GIVEN TASK: Check every line of the entries for "value", and copy the lines that hold it.

RECORDS PROVIDED:

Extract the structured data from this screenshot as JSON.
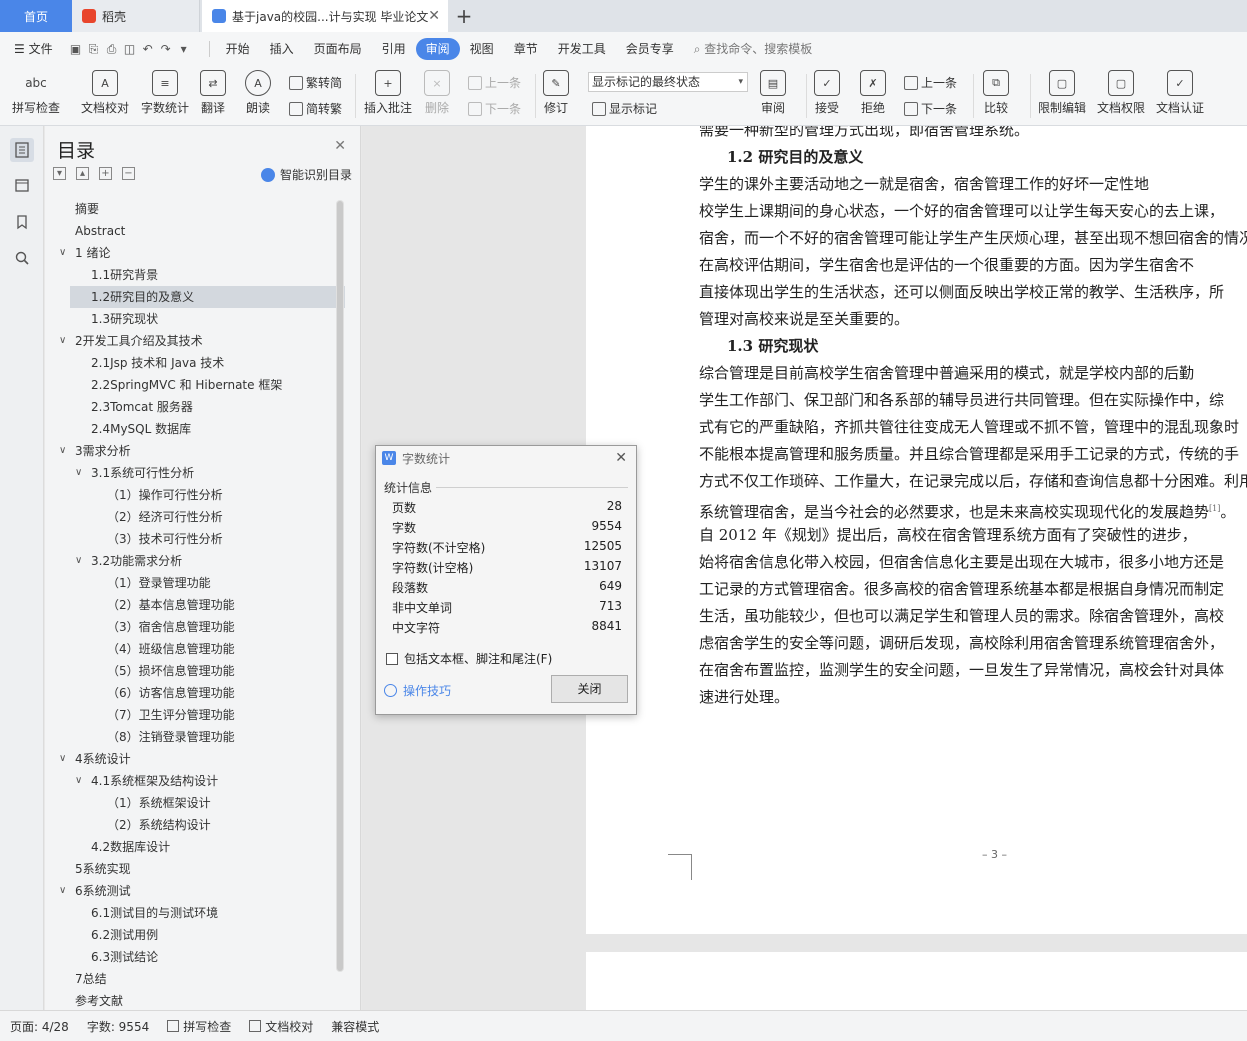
{
  "tabs": {
    "home": "首页",
    "daoke": "稻壳",
    "doc": "基于java的校园...计与实现 毕业论文",
    "close": "✕",
    "add": "+"
  },
  "menu": {
    "file": "文件",
    "items": [
      "开始",
      "插入",
      "页面布局",
      "引用",
      "审阅",
      "视图",
      "章节",
      "开发工具",
      "会员专享"
    ],
    "search": "查找命令、搜索模板"
  },
  "ribbon": {
    "spell": "拼写检查",
    "proofread": "文档校对",
    "wordcount": "字数统计",
    "translate": "翻译",
    "read": "朗读",
    "trad": "繁转简",
    "simp": "简转繁",
    "insert_comment": "插入批注",
    "delete": "删除",
    "prev": "上一条",
    "next": "下一条",
    "track": "修订",
    "show_state": "显示标记的最终状态",
    "show_marks": "显示标记",
    "review": "审阅",
    "accept": "接受",
    "reject": "拒绝",
    "prev2": "上一条",
    "next2": "下一条",
    "compare": "比较",
    "restrict": "限制编辑",
    "permission": "文档权限",
    "certify": "文档认证"
  },
  "toc": {
    "title": "目录",
    "smart": "智能识别目录",
    "items": [
      {
        "label": "摘要",
        "indent": 0,
        "arrow": ""
      },
      {
        "label": "Abstract",
        "indent": 0,
        "arrow": ""
      },
      {
        "label": "1 绪论",
        "indent": 0,
        "arrow": "v"
      },
      {
        "label": "1.1研究背景",
        "indent": 1,
        "arrow": ""
      },
      {
        "label": "1.2研究目的及意义",
        "indent": 1,
        "arrow": "",
        "selected": true
      },
      {
        "label": "1.3研究现状",
        "indent": 1,
        "arrow": ""
      },
      {
        "label": "2开发工具介绍及其技术",
        "indent": 0,
        "arrow": "v"
      },
      {
        "label": "2.1Jsp 技术和 Java 技术",
        "indent": 1,
        "arrow": ""
      },
      {
        "label": "2.2SpringMVC 和 Hibernate 框架",
        "indent": 1,
        "arrow": ""
      },
      {
        "label": "2.3Tomcat 服务器",
        "indent": 1,
        "arrow": ""
      },
      {
        "label": "2.4MySQL 数据库",
        "indent": 1,
        "arrow": ""
      },
      {
        "label": "3需求分析",
        "indent": 0,
        "arrow": "v"
      },
      {
        "label": "3.1系统可行性分析",
        "indent": 1,
        "arrow": "v"
      },
      {
        "label": "（1）操作可行性分析",
        "indent": 2,
        "arrow": ""
      },
      {
        "label": "（2）经济可行性分析",
        "indent": 2,
        "arrow": ""
      },
      {
        "label": "（3）技术可行性分析",
        "indent": 2,
        "arrow": ""
      },
      {
        "label": "3.2功能需求分析",
        "indent": 1,
        "arrow": "v"
      },
      {
        "label": "（1）登录管理功能",
        "indent": 2,
        "arrow": ""
      },
      {
        "label": "（2）基本信息管理功能",
        "indent": 2,
        "arrow": ""
      },
      {
        "label": "（3）宿舍信息管理功能",
        "indent": 2,
        "arrow": ""
      },
      {
        "label": "（4）班级信息管理功能",
        "indent": 2,
        "arrow": ""
      },
      {
        "label": "（5）损坏信息管理功能",
        "indent": 2,
        "arrow": ""
      },
      {
        "label": "（6）访客信息管理功能",
        "indent": 2,
        "arrow": ""
      },
      {
        "label": "（7）卫生评分管理功能",
        "indent": 2,
        "arrow": ""
      },
      {
        "label": "（8）注销登录管理功能",
        "indent": 2,
        "arrow": ""
      },
      {
        "label": "4系统设计",
        "indent": 0,
        "arrow": "v"
      },
      {
        "label": "4.1系统框架及结构设计",
        "indent": 1,
        "arrow": "v"
      },
      {
        "label": "（1）系统框架设计",
        "indent": 2,
        "arrow": ""
      },
      {
        "label": "（2）系统结构设计",
        "indent": 2,
        "arrow": ""
      },
      {
        "label": "4.2数据库设计",
        "indent": 1,
        "arrow": ""
      },
      {
        "label": "5系统实现",
        "indent": 0,
        "arrow": ""
      },
      {
        "label": "6系统测试",
        "indent": 0,
        "arrow": "v"
      },
      {
        "label": "6.1测试目的与测试环境",
        "indent": 1,
        "arrow": ""
      },
      {
        "label": "6.2测试用例",
        "indent": 1,
        "arrow": ""
      },
      {
        "label": "6.3测试结论",
        "indent": 1,
        "arrow": ""
      },
      {
        "label": "7总结",
        "indent": 0,
        "arrow": ""
      },
      {
        "label": "参考文献",
        "indent": 0,
        "arrow": ""
      }
    ]
  },
  "document": {
    "lines": [
      {
        "text": "需要一种新型的管理方式出现，即宿舍管理系统。",
        "cls": ""
      },
      {
        "text": "1.2  研究目的及意义",
        "cls": "ph"
      },
      {
        "text": "    学生的课外主要活动地之一就是宿舍，宿舍管理工作的好坏一定性地",
        "cls": ""
      },
      {
        "text": "校学生上课期间的身心状态，一个好的宿舍管理可以让学生每天安心的去上课，",
        "cls": ""
      },
      {
        "text": "宿舍，而一个不好的宿舍管理可能让学生产生厌烦心理，甚至出现不想回宿舍的情况",
        "cls": ""
      },
      {
        "text": "    在高校评估期间，学生宿舍也是评估的一个很重要的方面。因为学生宿舍不",
        "cls": ""
      },
      {
        "text": "直接体现出学生的生活状态，还可以侧面反映出学校正常的教学、生活秩序，所",
        "cls": ""
      },
      {
        "text": "管理对高校来说是至关重要的。",
        "cls": ""
      },
      {
        "text": "1.3  研究现状",
        "cls": "ph"
      },
      {
        "text": "    综合管理是目前高校学生宿舍管理中普遍采用的模式，就是学校内部的后勤",
        "cls": ""
      },
      {
        "text": "学生工作部门、保卫部门和各系部的辅导员进行共同管理。但在实际操作中，综",
        "cls": ""
      },
      {
        "text": "式有它的严重缺陷，齐抓共管往往变成无人管理或不抓不管，管理中的混乱现象时",
        "cls": ""
      },
      {
        "text": "不能根本提高管理和服务质量。并且综合管理都是采用手工记录的方式，传统的手",
        "cls": ""
      },
      {
        "text": "方式不仅工作琐碎、工作量大，在记录完成以后，存储和查询信息都十分困难。利用",
        "cls": ""
      },
      {
        "text": "系统管理宿舍，是当今社会的必然要求，也是未来高校实现现代化的发展趋势",
        "cls": "",
        "sup": "[1]",
        "tail": "。"
      },
      {
        "text": "    自  2012 年《规划》提出后，高校在宿舍管理系统方面有了突破性的进步，",
        "cls": ""
      },
      {
        "text": "始将宿舍信息化带入校园，但宿舍信息化主要是出现在大城市，很多小地方还是",
        "cls": ""
      },
      {
        "text": "工记录的方式管理宿舍。很多高校的宿舍管理系统基本都是根据自身情况而制定",
        "cls": ""
      },
      {
        "text": "生活，虽功能较少，但也可以满足学生和管理人员的需求。除宿舍管理外，高校",
        "cls": ""
      },
      {
        "text": "虑宿舍学生的安全等问题，调研后发现，高校除利用宿舍管理系统管理宿舍外，",
        "cls": ""
      },
      {
        "text": "在宿舍布置监控，监测学生的安全问题，一旦发生了异常情况，高校会针对具体",
        "cls": ""
      },
      {
        "text": "速进行处理。",
        "cls": ""
      }
    ],
    "page_number": "– 3 –"
  },
  "dialog": {
    "title": "字数统计",
    "section": "统计信息",
    "rows": [
      {
        "label": "页数",
        "value": "28"
      },
      {
        "label": "字数",
        "value": "9554"
      },
      {
        "label": "字符数(不计空格)",
        "value": "12505"
      },
      {
        "label": "字符数(计空格)",
        "value": "13107"
      },
      {
        "label": "段落数",
        "value": "649"
      },
      {
        "label": "非中文单词",
        "value": "713"
      },
      {
        "label": "中文字符",
        "value": "8841"
      }
    ],
    "checkbox": "包括文本框、脚注和尾注(F)",
    "tips": "操作技巧",
    "close_btn": "关闭"
  },
  "status": {
    "page": "页面: 4/28",
    "words": "字数: 9554",
    "spell": "拼写检查",
    "proof": "文档校对",
    "compat": "兼容模式"
  },
  "colors": {
    "accent": "#4a86e8",
    "daoke_icon": "#e8452c"
  }
}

ANSWER TO THIS PROBLEM:
        "value": "28"
        "value": "9554"
        "value": "12505"
        "value": "13107"
        "value": "649"
        "value": "713"
        "value": "8841"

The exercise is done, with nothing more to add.